Data provided:
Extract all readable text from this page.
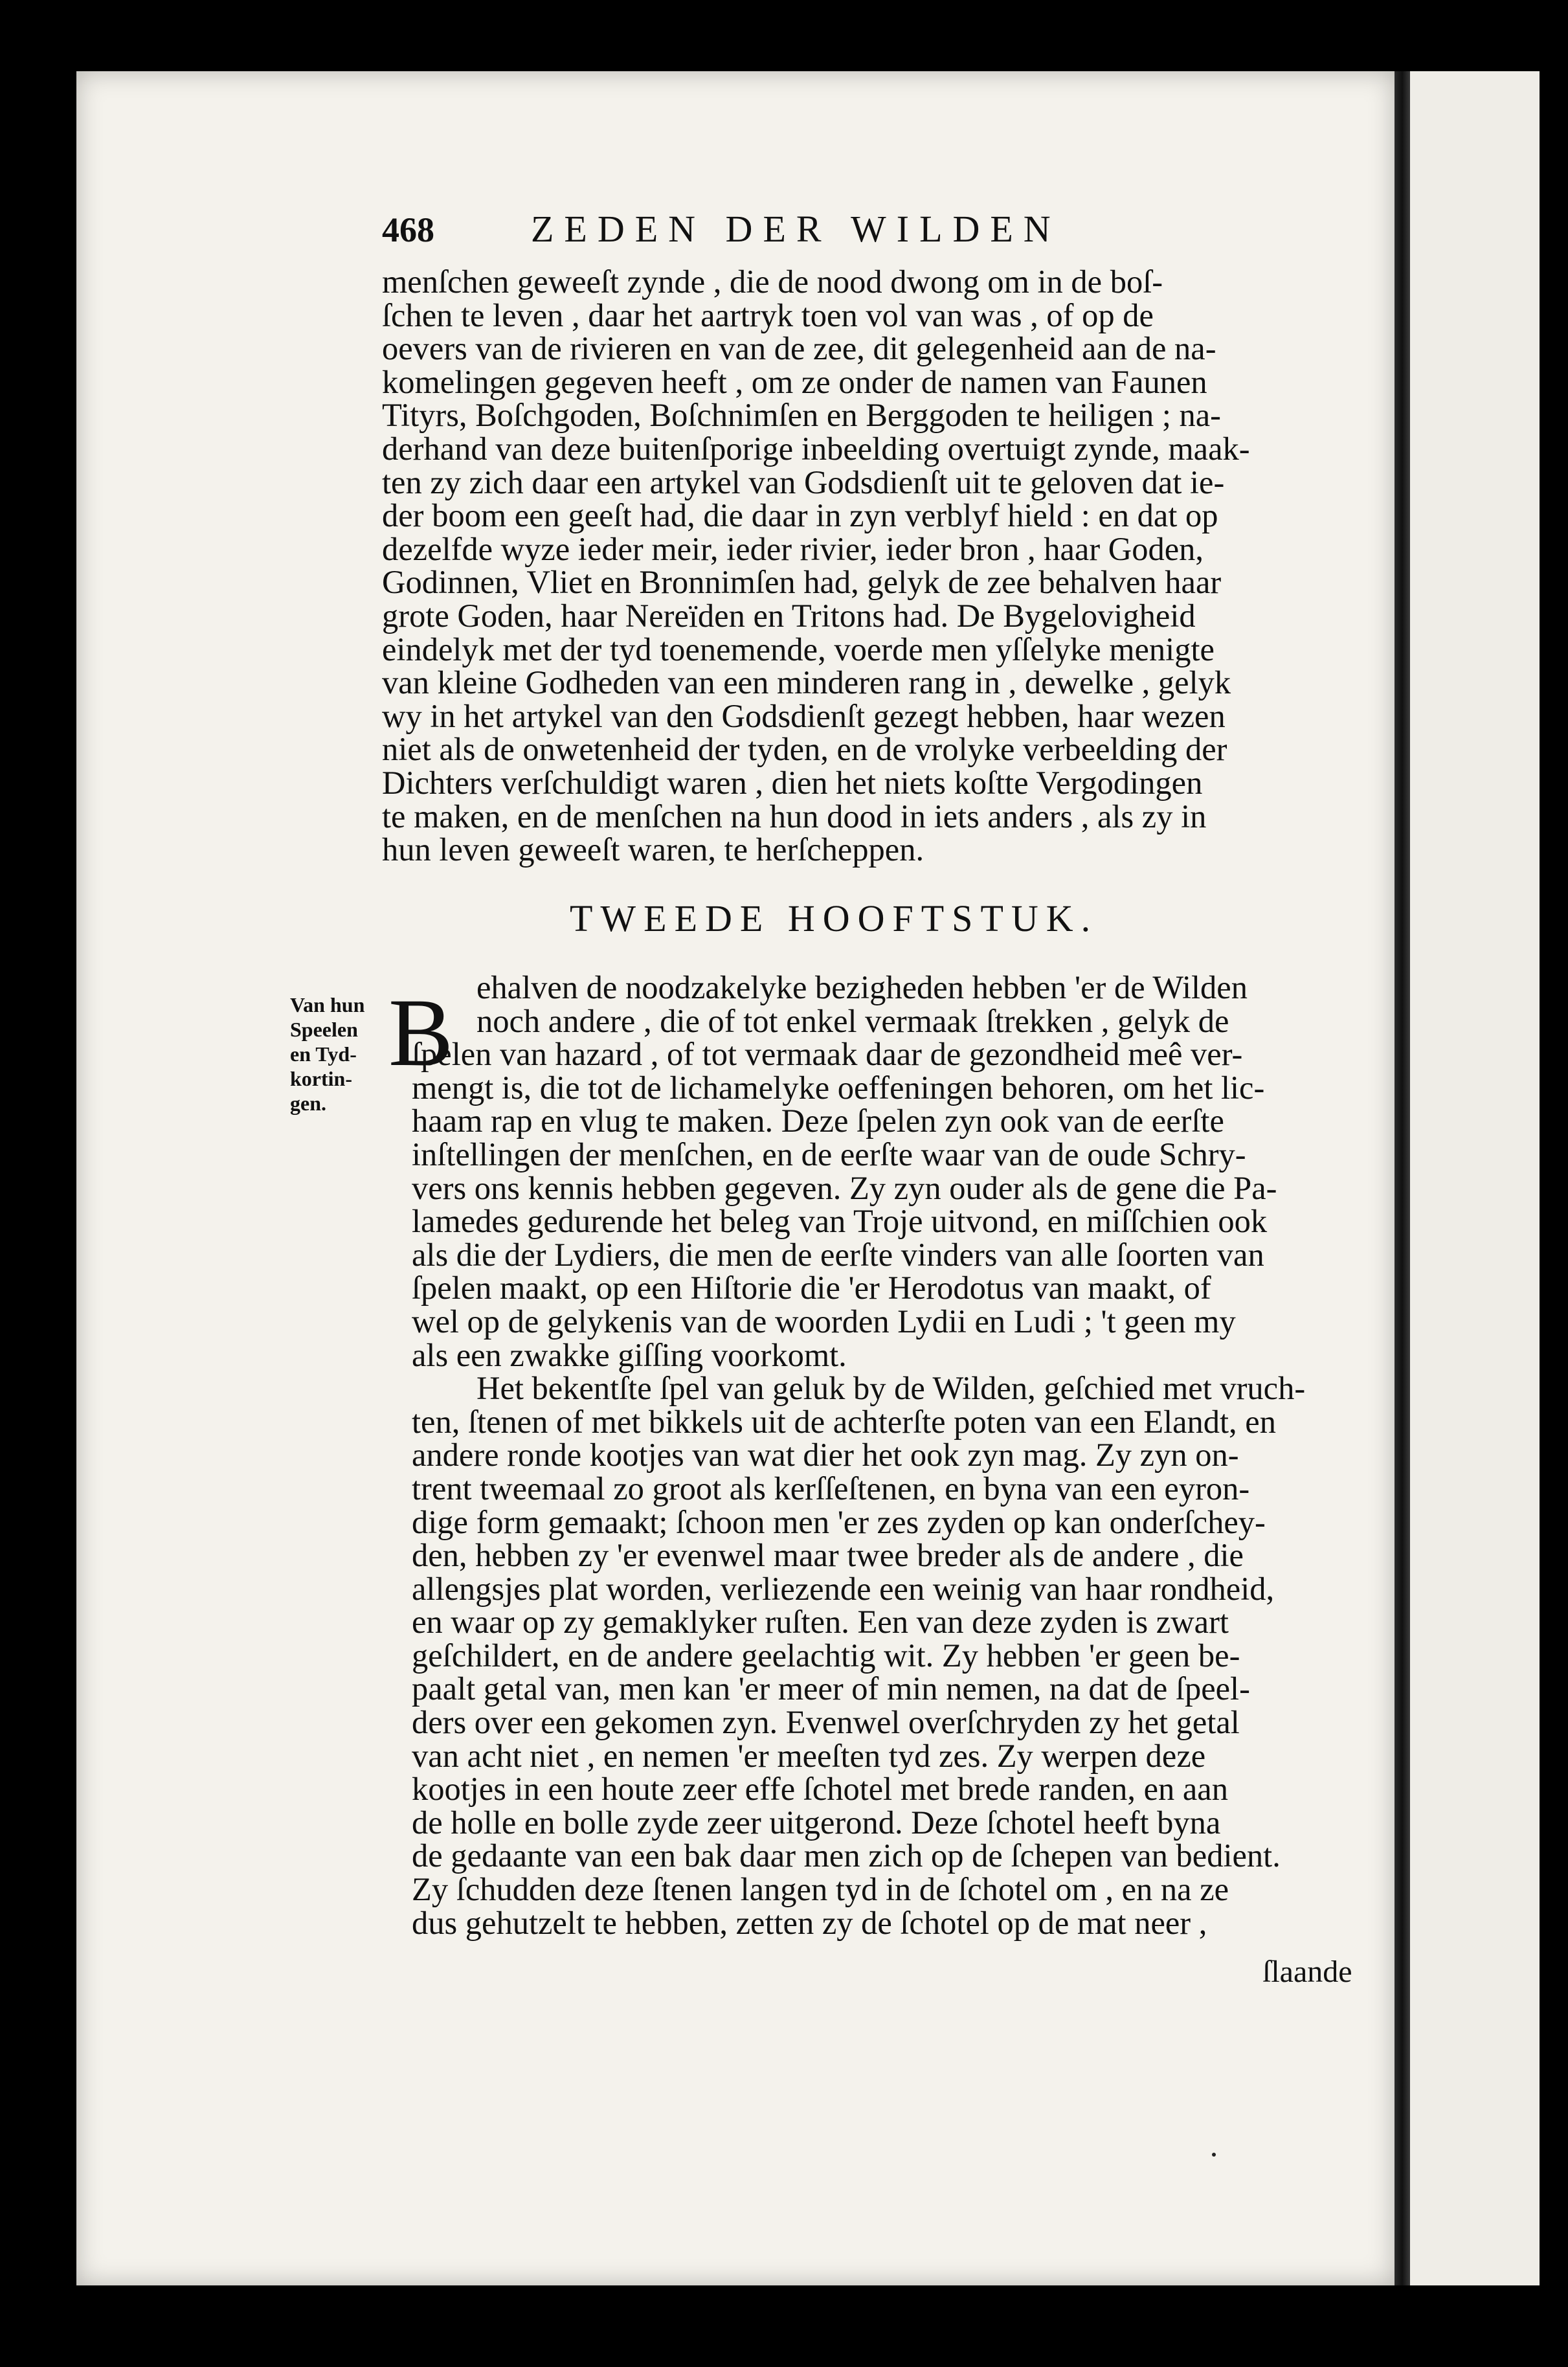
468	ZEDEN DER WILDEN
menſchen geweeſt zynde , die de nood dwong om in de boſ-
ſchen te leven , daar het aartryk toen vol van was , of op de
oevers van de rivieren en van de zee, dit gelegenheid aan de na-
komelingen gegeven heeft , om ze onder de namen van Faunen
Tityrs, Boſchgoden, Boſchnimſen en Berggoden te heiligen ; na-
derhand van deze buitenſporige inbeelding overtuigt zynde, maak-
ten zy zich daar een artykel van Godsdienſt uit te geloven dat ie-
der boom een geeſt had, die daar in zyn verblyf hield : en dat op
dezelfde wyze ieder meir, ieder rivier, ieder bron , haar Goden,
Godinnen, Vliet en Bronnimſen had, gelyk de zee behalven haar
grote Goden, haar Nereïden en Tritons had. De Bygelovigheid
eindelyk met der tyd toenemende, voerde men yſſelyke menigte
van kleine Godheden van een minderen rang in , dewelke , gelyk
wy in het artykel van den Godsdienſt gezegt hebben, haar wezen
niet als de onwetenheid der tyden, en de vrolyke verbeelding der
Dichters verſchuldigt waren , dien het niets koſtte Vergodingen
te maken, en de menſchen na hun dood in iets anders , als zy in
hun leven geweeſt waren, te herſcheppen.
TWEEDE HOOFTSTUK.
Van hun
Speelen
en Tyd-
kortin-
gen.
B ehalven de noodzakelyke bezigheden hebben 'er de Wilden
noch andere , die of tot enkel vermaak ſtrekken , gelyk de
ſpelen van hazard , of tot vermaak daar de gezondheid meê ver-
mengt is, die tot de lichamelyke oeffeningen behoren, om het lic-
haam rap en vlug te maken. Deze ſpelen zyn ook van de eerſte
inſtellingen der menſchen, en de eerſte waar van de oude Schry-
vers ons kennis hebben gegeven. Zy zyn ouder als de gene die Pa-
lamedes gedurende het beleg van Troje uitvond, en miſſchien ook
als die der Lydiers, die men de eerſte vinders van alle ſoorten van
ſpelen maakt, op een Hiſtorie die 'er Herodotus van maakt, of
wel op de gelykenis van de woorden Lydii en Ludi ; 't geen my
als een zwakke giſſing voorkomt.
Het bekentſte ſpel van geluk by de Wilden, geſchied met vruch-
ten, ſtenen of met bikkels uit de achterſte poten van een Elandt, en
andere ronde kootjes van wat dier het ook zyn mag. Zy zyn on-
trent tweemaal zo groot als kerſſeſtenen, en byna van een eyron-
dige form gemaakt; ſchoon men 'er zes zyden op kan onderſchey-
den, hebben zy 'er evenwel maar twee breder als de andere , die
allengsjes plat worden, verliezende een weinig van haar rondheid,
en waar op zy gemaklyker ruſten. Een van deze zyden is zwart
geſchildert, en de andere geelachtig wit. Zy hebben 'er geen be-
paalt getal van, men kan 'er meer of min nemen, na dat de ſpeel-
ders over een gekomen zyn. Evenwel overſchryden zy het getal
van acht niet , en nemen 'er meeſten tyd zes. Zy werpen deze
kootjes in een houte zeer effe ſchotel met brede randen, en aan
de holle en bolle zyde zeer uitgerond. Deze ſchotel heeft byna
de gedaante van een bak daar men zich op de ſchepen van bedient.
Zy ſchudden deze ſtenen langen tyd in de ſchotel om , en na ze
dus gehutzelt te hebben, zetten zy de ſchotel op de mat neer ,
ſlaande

What is being asked:
Each line of the data above must be repeated exactly, images excluded.

Result of the exercise:
Extract all readable text from this page.
468	ZEDEN DER WILDEN
menſchen geweeſt zynde , die de nood dwong om in de boſ-
ſchen te leven , daar het aartryk toen vol van was , of op de
oevers van de rivieren en van de zee, dit gelegenheid aan de na-
komelingen gegeven heeft , om ze onder de namen van Faunen
Tityrs, Boſchgoden, Boſchnimſen en Berggoden te heiligen ; na-
derhand van deze buitenſporige inbeelding overtuigt zynde, maak-
ten zy zich daar een artykel van Godsdienſt uit te geloven dat ie-
der boom een geeſt had, die daar in zyn verblyf hield : en dat op
dezelfde wyze ieder meir, ieder rivier, ieder bron , haar Goden,
Godinnen, Vliet en Bronnimſen had, gelyk de zee behalven haar
grote Goden, haar Nereïden en Tritons had. De Bygelovigheid
eindelyk met der tyd toenemende, voerde men yſſelyke menigte
van kleine Godheden van een minderen rang in , dewelke , gelyk
wy in het artykel van den Godsdienſt gezegt hebben, haar wezen
niet als de onwetenheid der tyden, en de vrolyke verbeelding der
Dichters verſchuldigt waren , dien het niets koſtte Vergodingen
te maken, en de menſchen na hun dood in iets anders , als zy in
hun leven geweeſt waren, te herſcheppen.
TWEEDE HOOFTSTUK.
Van hun
Speelen
en Tyd-
kortin-
gen.
B ehalven de noodzakelyke bezigheden hebben 'er de Wilden
noch andere , die of tot enkel vermaak ſtrekken , gelyk de
ſpelen van hazard , of tot vermaak daar de gezondheid meê ver-
mengt is, die tot de lichamelyke oeffeningen behoren, om het lic-
haam rap en vlug te maken. Deze ſpelen zyn ook van de eerſte
inſtellingen der menſchen, en de eerſte waar van de oude Schry-
vers ons kennis hebben gegeven. Zy zyn ouder als de gene die Pa-
lamedes gedurende het beleg van Troje uitvond, en miſſchien ook
als die der Lydiers, die men de eerſte vinders van alle ſoorten van
ſpelen maakt, op een Hiſtorie die 'er Herodotus van maakt, of
wel op de gelykenis van de woorden Lydii en Ludi ; 't geen my
als een zwakke giſſing voorkomt.
Het bekentſte ſpel van geluk by de Wilden, geſchied met vruch-
ten, ſtenen of met bikkels uit de achterſte poten van een Elandt, en
andere ronde kootjes van wat dier het ook zyn mag. Zy zyn on-
trent tweemaal zo groot als kerſſeſtenen, en byna van een eyron-
dige form gemaakt; ſchoon men 'er zes zyden op kan onderſchey-
den, hebben zy 'er evenwel maar twee breder als de andere , die
allengsjes plat worden, verliezende een weinig van haar rondheid,
en waar op zy gemaklyker ruſten. Een van deze zyden is zwart
geſchildert, en de andere geelachtig wit. Zy hebben 'er geen be-
paalt getal van, men kan 'er meer of min nemen, na dat de ſpeel-
ders over een gekomen zyn. Evenwel overſchryden zy het getal
van acht niet , en nemen 'er meeſten tyd zes. Zy werpen deze
kootjes in een houte zeer effe ſchotel met brede randen, en aan
de holle en bolle zyde zeer uitgerond. Deze ſchotel heeft byna
de gedaante van een bak daar men zich op de ſchepen van bedient.
Zy ſchudden deze ſtenen langen tyd in de ſchotel om , en na ze
dus gehutzelt te hebben, zetten zy de ſchotel op de mat neer ,
ſlaande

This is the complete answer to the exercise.